[WHAT YOU WILL DO]:
Extract each line of the records below that contains the word "marker".
* Start MATERIAL SUPPLIED *
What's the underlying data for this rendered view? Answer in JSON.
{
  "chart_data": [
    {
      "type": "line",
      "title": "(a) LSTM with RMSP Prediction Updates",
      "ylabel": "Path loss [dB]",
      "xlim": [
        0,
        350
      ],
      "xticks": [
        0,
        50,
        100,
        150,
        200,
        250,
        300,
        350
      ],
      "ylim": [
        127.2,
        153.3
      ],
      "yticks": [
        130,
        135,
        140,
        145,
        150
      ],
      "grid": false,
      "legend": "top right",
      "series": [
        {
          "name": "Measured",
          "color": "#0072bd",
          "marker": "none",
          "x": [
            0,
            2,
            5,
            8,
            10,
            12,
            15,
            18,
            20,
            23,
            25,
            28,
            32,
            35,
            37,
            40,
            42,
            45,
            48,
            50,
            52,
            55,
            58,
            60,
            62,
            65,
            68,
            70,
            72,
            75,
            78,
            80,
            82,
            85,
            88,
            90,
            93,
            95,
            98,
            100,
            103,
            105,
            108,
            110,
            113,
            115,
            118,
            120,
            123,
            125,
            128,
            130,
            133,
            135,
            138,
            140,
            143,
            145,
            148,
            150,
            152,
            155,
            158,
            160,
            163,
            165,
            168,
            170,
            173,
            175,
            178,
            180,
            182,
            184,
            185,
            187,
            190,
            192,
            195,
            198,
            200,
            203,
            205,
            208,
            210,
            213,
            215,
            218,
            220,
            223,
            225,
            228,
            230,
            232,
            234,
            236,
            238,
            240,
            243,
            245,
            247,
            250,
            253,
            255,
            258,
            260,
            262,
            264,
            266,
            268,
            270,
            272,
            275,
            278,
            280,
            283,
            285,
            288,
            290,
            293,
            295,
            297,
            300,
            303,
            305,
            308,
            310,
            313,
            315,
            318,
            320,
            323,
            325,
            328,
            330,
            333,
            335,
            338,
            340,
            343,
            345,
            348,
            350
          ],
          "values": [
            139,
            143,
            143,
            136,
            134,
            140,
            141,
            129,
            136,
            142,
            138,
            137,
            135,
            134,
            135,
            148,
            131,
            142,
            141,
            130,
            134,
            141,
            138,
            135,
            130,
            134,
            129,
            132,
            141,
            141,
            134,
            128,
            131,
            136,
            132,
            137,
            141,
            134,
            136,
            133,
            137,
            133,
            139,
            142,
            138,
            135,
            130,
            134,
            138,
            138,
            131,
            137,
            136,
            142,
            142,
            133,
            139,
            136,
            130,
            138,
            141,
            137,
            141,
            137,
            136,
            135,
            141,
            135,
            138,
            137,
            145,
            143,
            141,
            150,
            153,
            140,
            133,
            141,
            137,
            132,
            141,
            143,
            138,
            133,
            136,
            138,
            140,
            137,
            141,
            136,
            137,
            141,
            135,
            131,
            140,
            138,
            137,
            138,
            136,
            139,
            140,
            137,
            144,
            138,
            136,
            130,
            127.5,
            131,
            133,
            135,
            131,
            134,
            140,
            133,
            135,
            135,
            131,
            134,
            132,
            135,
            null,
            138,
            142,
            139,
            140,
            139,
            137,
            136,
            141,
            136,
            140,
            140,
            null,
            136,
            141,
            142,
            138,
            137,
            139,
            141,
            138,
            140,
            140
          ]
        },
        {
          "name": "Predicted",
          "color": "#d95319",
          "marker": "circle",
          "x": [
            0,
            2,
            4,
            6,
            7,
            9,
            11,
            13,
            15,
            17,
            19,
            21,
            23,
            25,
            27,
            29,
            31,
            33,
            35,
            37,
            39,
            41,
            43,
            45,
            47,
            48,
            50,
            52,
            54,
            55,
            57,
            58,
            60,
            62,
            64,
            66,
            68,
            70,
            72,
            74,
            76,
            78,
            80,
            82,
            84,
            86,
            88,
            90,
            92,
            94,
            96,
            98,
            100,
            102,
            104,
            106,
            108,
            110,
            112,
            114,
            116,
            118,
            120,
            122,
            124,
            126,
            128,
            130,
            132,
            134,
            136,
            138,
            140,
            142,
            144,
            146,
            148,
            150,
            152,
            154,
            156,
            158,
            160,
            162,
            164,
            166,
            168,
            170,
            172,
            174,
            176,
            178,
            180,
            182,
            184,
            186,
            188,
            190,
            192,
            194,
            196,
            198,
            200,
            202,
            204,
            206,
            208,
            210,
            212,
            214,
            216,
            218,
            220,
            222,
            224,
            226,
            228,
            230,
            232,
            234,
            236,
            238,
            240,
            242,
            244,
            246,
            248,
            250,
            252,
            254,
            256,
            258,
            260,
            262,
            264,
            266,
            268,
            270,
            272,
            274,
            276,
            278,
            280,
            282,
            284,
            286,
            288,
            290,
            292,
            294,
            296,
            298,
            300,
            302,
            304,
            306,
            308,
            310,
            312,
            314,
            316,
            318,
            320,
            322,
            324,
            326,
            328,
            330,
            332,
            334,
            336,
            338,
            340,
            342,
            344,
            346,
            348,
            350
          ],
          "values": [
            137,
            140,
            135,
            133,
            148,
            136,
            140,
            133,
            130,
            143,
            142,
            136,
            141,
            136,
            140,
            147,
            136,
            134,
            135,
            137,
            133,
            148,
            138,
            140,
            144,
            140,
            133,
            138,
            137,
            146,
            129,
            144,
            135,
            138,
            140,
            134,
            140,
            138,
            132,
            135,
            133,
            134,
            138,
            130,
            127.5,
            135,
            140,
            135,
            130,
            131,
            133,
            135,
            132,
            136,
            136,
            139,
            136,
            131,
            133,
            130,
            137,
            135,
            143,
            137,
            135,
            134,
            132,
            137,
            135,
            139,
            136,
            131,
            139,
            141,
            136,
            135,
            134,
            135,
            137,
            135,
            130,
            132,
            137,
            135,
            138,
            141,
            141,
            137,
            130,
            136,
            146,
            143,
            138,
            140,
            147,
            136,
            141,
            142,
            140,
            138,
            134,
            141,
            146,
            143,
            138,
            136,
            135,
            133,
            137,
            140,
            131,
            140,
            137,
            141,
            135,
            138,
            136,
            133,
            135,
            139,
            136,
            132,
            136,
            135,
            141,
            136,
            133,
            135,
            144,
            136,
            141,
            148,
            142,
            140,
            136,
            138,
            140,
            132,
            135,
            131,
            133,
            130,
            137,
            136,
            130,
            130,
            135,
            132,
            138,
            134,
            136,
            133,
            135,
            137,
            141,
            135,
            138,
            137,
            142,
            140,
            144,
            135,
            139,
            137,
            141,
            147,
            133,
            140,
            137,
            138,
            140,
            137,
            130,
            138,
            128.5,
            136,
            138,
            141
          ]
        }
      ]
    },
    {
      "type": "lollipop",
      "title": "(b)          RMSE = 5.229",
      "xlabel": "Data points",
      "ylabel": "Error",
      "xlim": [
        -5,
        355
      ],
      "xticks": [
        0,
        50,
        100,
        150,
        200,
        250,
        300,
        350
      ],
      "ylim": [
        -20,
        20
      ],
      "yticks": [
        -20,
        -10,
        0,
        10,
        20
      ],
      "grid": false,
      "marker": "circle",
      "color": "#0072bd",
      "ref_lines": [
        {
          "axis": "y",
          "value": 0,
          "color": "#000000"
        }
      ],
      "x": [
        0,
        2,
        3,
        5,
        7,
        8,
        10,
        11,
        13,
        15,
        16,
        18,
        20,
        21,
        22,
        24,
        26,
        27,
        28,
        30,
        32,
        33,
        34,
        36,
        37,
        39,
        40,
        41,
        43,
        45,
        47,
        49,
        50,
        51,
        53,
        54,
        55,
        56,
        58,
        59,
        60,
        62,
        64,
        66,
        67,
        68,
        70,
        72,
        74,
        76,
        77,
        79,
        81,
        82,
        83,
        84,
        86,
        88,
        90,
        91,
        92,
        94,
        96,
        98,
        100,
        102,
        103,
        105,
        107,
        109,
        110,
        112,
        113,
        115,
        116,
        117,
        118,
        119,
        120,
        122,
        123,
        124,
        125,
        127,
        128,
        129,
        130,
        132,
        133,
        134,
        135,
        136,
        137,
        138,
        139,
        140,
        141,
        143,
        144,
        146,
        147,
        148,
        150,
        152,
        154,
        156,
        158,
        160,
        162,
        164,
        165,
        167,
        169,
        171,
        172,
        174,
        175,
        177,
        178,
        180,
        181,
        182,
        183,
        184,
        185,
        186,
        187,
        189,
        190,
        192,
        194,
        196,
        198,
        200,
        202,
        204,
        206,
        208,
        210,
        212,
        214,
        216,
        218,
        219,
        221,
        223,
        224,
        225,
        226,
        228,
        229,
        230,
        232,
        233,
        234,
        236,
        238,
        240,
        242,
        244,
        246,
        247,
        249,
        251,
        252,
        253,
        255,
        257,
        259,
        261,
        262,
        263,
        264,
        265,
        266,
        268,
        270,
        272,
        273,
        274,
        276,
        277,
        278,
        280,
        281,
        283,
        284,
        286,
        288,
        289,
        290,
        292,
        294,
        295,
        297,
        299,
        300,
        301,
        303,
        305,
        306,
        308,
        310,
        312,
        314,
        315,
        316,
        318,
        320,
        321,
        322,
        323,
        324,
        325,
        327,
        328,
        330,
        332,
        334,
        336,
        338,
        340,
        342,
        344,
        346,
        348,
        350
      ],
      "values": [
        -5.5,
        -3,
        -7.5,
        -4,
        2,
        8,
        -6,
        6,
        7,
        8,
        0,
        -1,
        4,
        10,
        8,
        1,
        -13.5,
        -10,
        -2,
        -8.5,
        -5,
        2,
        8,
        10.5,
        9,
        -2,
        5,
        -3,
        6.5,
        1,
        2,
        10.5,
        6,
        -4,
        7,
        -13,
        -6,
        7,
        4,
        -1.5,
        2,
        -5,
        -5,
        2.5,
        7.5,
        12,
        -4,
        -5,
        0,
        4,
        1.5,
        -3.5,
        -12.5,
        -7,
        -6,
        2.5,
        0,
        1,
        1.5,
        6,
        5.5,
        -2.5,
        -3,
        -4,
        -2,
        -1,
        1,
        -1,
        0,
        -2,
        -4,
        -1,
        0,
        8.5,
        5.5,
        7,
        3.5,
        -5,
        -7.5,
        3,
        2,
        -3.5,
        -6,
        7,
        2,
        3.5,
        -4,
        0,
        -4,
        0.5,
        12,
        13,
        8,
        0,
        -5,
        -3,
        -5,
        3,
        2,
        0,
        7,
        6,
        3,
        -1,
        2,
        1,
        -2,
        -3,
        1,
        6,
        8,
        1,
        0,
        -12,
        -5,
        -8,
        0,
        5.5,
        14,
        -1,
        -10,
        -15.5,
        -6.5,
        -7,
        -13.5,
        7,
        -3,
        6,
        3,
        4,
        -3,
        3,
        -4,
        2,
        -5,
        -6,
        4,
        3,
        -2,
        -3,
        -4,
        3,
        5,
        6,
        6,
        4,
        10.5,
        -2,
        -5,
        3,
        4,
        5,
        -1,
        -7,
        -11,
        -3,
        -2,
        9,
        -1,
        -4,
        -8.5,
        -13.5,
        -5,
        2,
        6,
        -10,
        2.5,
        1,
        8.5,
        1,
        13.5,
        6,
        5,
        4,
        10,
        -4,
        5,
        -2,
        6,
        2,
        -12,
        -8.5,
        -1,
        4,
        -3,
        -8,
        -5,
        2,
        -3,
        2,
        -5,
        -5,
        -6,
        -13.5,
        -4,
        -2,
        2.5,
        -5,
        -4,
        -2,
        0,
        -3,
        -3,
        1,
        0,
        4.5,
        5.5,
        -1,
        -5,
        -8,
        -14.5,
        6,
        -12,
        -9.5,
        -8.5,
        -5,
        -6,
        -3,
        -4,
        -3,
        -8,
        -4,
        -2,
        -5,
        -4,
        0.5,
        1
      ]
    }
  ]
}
* End MATERIAL SUPPLIED *
[SOLUTION FOR THIS TASK]:
          "marker": "none",
          "marker": "circle",
      "marker": "circle",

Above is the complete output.